**WHAT YOU ARE ASKED TO DO**
Transcribe each entry below exactly. Pictures do not go in the copy.

┌──

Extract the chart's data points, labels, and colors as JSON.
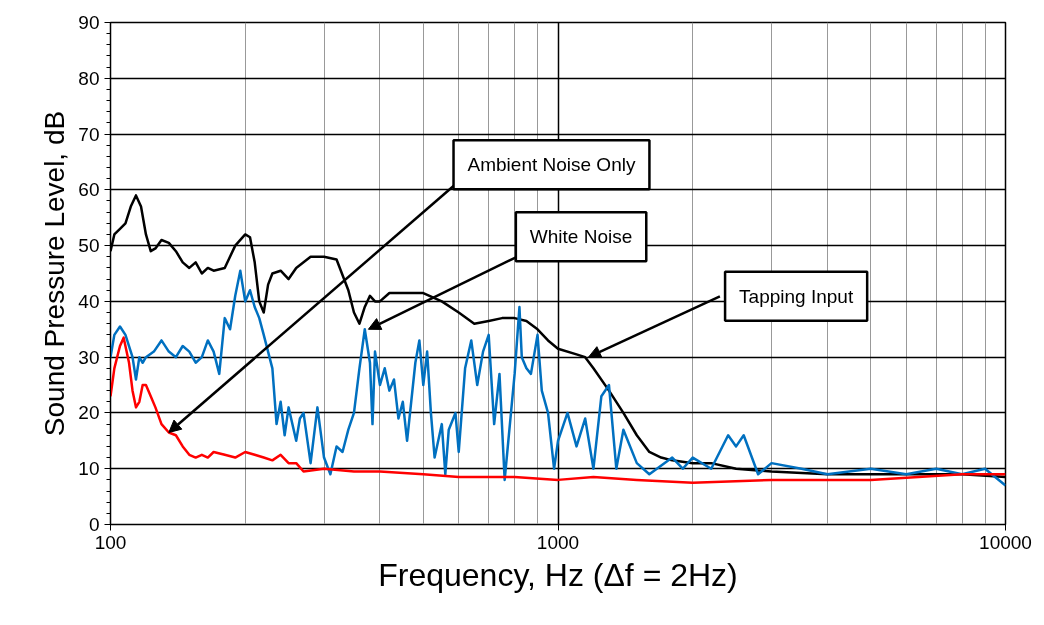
{
  "chart_data": {
    "type": "line",
    "xlabel": "Frequency, Hz (Δf = 2Hz)",
    "ylabel": "Sound Pressure Level, dB",
    "log": "x",
    "xlim": [
      100,
      10000
    ],
    "xticks": [
      100,
      1000,
      10000
    ],
    "ylim": [
      0,
      90
    ],
    "yticks": [
      0,
      10,
      20,
      30,
      40,
      50,
      60,
      70,
      80,
      90
    ],
    "grid": true,
    "marker": "none",
    "line_style": "solid",
    "annotations": [
      {
        "text": "Ambient Noise Only",
        "x": 135,
        "y": 16.5
      },
      {
        "text": "White Noise",
        "x": 377,
        "y": 35
      },
      {
        "text": "Tapping Input",
        "x": 1170,
        "y": 30
      }
    ],
    "series": [
      {
        "color": "#000000",
        "x": [
          100,
          102,
          105,
          108,
          111,
          114,
          117,
          120,
          123,
          126,
          130,
          135,
          140,
          145,
          150,
          155,
          160,
          165,
          170,
          180,
          190,
          200,
          205,
          210,
          215,
          220,
          225,
          230,
          240,
          250,
          260,
          270,
          280,
          300,
          320,
          340,
          350,
          360,
          370,
          380,
          390,
          400,
          420,
          450,
          500,
          550,
          600,
          650,
          700,
          750,
          800,
          850,
          900,
          950,
          1000,
          1100,
          1150,
          1200,
          1300,
          1400,
          1500,
          1600,
          1700,
          1800,
          2000,
          2200,
          2500,
          3000,
          4000,
          5000,
          6000,
          8000,
          10000
        ],
        "values": [
          49,
          52,
          53,
          54,
          57,
          59,
          57,
          52,
          49,
          49.5,
          51,
          50.5,
          49,
          47,
          46,
          47,
          45,
          46,
          45.5,
          46,
          50,
          52,
          51.5,
          47,
          40,
          38,
          43,
          45,
          45.5,
          44,
          46,
          47,
          48,
          48,
          47.5,
          42,
          38,
          36,
          39,
          41,
          40,
          40,
          41.5,
          41.5,
          41.5,
          40,
          38,
          36,
          36.5,
          37,
          37,
          36.5,
          35,
          33,
          31.5,
          30.5,
          30,
          28,
          24,
          20,
          16,
          13,
          12,
          11.5,
          11,
          11,
          10,
          9.5,
          9,
          9,
          9,
          9,
          8.5
        ]
      },
      {
        "color": "#0070c0",
        "x": [
          100,
          102,
          105,
          108,
          110,
          112,
          114,
          116,
          118,
          120,
          125,
          130,
          135,
          140,
          145,
          150,
          155,
          160,
          165,
          170,
          175,
          180,
          185,
          190,
          195,
          200,
          205,
          210,
          215,
          220,
          230,
          235,
          240,
          245,
          250,
          260,
          265,
          270,
          280,
          290,
          300,
          310,
          320,
          330,
          340,
          350,
          360,
          370,
          380,
          385,
          390,
          400,
          410,
          420,
          430,
          440,
          450,
          460,
          480,
          490,
          500,
          510,
          520,
          530,
          550,
          560,
          570,
          590,
          600,
          620,
          640,
          660,
          680,
          700,
          720,
          740,
          760,
          800,
          820,
          830,
          850,
          870,
          900,
          920,
          950,
          980,
          1000,
          1050,
          1100,
          1150,
          1200,
          1250,
          1300,
          1350,
          1400,
          1500,
          1600,
          1800,
          1900,
          2000,
          2200,
          2400,
          2500,
          2600,
          2800,
          3000,
          3500,
          4000,
          5000,
          6000,
          7000,
          8000,
          9000,
          10000
        ],
        "values": [
          30,
          34,
          35.5,
          34,
          32,
          30,
          26,
          30,
          29,
          30,
          31,
          33,
          31,
          30,
          32,
          31,
          29,
          30,
          33,
          31,
          27,
          37,
          35,
          41,
          45.5,
          40,
          42,
          39,
          37,
          34,
          28,
          18,
          22,
          16,
          21,
          15,
          19,
          20,
          11,
          21,
          12,
          9,
          14,
          13,
          17,
          20,
          28,
          35,
          29,
          18,
          31,
          25,
          28,
          24,
          26,
          19,
          22,
          15,
          29,
          33,
          25,
          31,
          20,
          12,
          18,
          9,
          17,
          20,
          13,
          28,
          33,
          25,
          31,
          34,
          18,
          27,
          8,
          27,
          39,
          30,
          28,
          27,
          34,
          24,
          20,
          10,
          15,
          20,
          14,
          19,
          10,
          23,
          25,
          10,
          17,
          11,
          9,
          12,
          10,
          12,
          10,
          16,
          14,
          16,
          9,
          11,
          10,
          9,
          10,
          9,
          10,
          9,
          10,
          7
        ]
      },
      {
        "color": "#ff0000",
        "x": [
          100,
          102,
          105,
          107,
          110,
          112,
          114,
          116,
          118,
          120,
          123,
          126,
          130,
          135,
          140,
          145,
          150,
          155,
          160,
          165,
          170,
          180,
          190,
          200,
          210,
          220,
          230,
          240,
          250,
          260,
          270,
          300,
          350,
          400,
          500,
          600,
          700,
          800,
          1000,
          1200,
          1500,
          2000,
          3000,
          5000,
          8000,
          10000
        ],
        "values": [
          23,
          28,
          32,
          33.5,
          29,
          24,
          21,
          22,
          25,
          25,
          23,
          21,
          18,
          16.5,
          16,
          14,
          12.5,
          12,
          12.5,
          12,
          13,
          12.5,
          12,
          13,
          12.5,
          12,
          11.5,
          12.5,
          11,
          11,
          9.5,
          10,
          9.5,
          9.5,
          9,
          8.5,
          8.5,
          8.5,
          8,
          8.5,
          8,
          7.5,
          8,
          8,
          9,
          9
        ]
      }
    ]
  }
}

└──

**OUTPUT BELOW**
Extract the chart's data points, labels, and colors as JSON.
{
  "chart_data": {
    "type": "line",
    "xlabel": "Frequency, Hz (Δf = 2Hz)",
    "ylabel": "Sound Pressure Level, dB",
    "log": "x",
    "xlim": [
      100,
      10000
    ],
    "xticks": [
      100,
      1000,
      10000
    ],
    "ylim": [
      0,
      90
    ],
    "yticks": [
      0,
      10,
      20,
      30,
      40,
      50,
      60,
      70,
      80,
      90
    ],
    "grid": true,
    "marker": "none",
    "line_style": "solid",
    "annotations": [
      {
        "text": "Ambient Noise Only",
        "x": 135,
        "y": 16.5
      },
      {
        "text": "White Noise",
        "x": 377,
        "y": 35
      },
      {
        "text": "Tapping Input",
        "x": 1170,
        "y": 30
      }
    ],
    "series": [
      {
        "color": "#000000",
        "x": [
          100,
          102,
          105,
          108,
          111,
          114,
          117,
          120,
          123,
          126,
          130,
          135,
          140,
          145,
          150,
          155,
          160,
          165,
          170,
          180,
          190,
          200,
          205,
          210,
          215,
          220,
          225,
          230,
          240,
          250,
          260,
          270,
          280,
          300,
          320,
          340,
          350,
          360,
          370,
          380,
          390,
          400,
          420,
          450,
          500,
          550,
          600,
          650,
          700,
          750,
          800,
          850,
          900,
          950,
          1000,
          1100,
          1150,
          1200,
          1300,
          1400,
          1500,
          1600,
          1700,
          1800,
          2000,
          2200,
          2500,
          3000,
          4000,
          5000,
          6000,
          8000,
          10000
        ],
        "values": [
          49,
          52,
          53,
          54,
          57,
          59,
          57,
          52,
          49,
          49.5,
          51,
          50.5,
          49,
          47,
          46,
          47,
          45,
          46,
          45.5,
          46,
          50,
          52,
          51.5,
          47,
          40,
          38,
          43,
          45,
          45.5,
          44,
          46,
          47,
          48,
          48,
          47.5,
          42,
          38,
          36,
          39,
          41,
          40,
          40,
          41.5,
          41.5,
          41.5,
          40,
          38,
          36,
          36.5,
          37,
          37,
          36.5,
          35,
          33,
          31.5,
          30.5,
          30,
          28,
          24,
          20,
          16,
          13,
          12,
          11.5,
          11,
          11,
          10,
          9.5,
          9,
          9,
          9,
          9,
          8.5
        ]
      },
      {
        "color": "#0070c0",
        "x": [
          100,
          102,
          105,
          108,
          110,
          112,
          114,
          116,
          118,
          120,
          125,
          130,
          135,
          140,
          145,
          150,
          155,
          160,
          165,
          170,
          175,
          180,
          185,
          190,
          195,
          200,
          205,
          210,
          215,
          220,
          230,
          235,
          240,
          245,
          250,
          260,
          265,
          270,
          280,
          290,
          300,
          310,
          320,
          330,
          340,
          350,
          360,
          370,
          380,
          385,
          390,
          400,
          410,
          420,
          430,
          440,
          450,
          460,
          480,
          490,
          500,
          510,
          520,
          530,
          550,
          560,
          570,
          590,
          600,
          620,
          640,
          660,
          680,
          700,
          720,
          740,
          760,
          800,
          820,
          830,
          850,
          870,
          900,
          920,
          950,
          980,
          1000,
          1050,
          1100,
          1150,
          1200,
          1250,
          1300,
          1350,
          1400,
          1500,
          1600,
          1800,
          1900,
          2000,
          2200,
          2400,
          2500,
          2600,
          2800,
          3000,
          3500,
          4000,
          5000,
          6000,
          7000,
          8000,
          9000,
          10000
        ],
        "values": [
          30,
          34,
          35.5,
          34,
          32,
          30,
          26,
          30,
          29,
          30,
          31,
          33,
          31,
          30,
          32,
          31,
          29,
          30,
          33,
          31,
          27,
          37,
          35,
          41,
          45.5,
          40,
          42,
          39,
          37,
          34,
          28,
          18,
          22,
          16,
          21,
          15,
          19,
          20,
          11,
          21,
          12,
          9,
          14,
          13,
          17,
          20,
          28,
          35,
          29,
          18,
          31,
          25,
          28,
          24,
          26,
          19,
          22,
          15,
          29,
          33,
          25,
          31,
          20,
          12,
          18,
          9,
          17,
          20,
          13,
          28,
          33,
          25,
          31,
          34,
          18,
          27,
          8,
          27,
          39,
          30,
          28,
          27,
          34,
          24,
          20,
          10,
          15,
          20,
          14,
          19,
          10,
          23,
          25,
          10,
          17,
          11,
          9,
          12,
          10,
          12,
          10,
          16,
          14,
          16,
          9,
          11,
          10,
          9,
          10,
          9,
          10,
          9,
          10,
          7
        ]
      },
      {
        "color": "#ff0000",
        "x": [
          100,
          102,
          105,
          107,
          110,
          112,
          114,
          116,
          118,
          120,
          123,
          126,
          130,
          135,
          140,
          145,
          150,
          155,
          160,
          165,
          170,
          180,
          190,
          200,
          210,
          220,
          230,
          240,
          250,
          260,
          270,
          300,
          350,
          400,
          500,
          600,
          700,
          800,
          1000,
          1200,
          1500,
          2000,
          3000,
          5000,
          8000,
          10000
        ],
        "values": [
          23,
          28,
          32,
          33.5,
          29,
          24,
          21,
          22,
          25,
          25,
          23,
          21,
          18,
          16.5,
          16,
          14,
          12.5,
          12,
          12.5,
          12,
          13,
          12.5,
          12,
          13,
          12.5,
          12,
          11.5,
          12.5,
          11,
          11,
          9.5,
          10,
          9.5,
          9.5,
          9,
          8.5,
          8.5,
          8.5,
          8,
          8.5,
          8,
          7.5,
          8,
          8,
          9,
          9
        ]
      }
    ]
  }
}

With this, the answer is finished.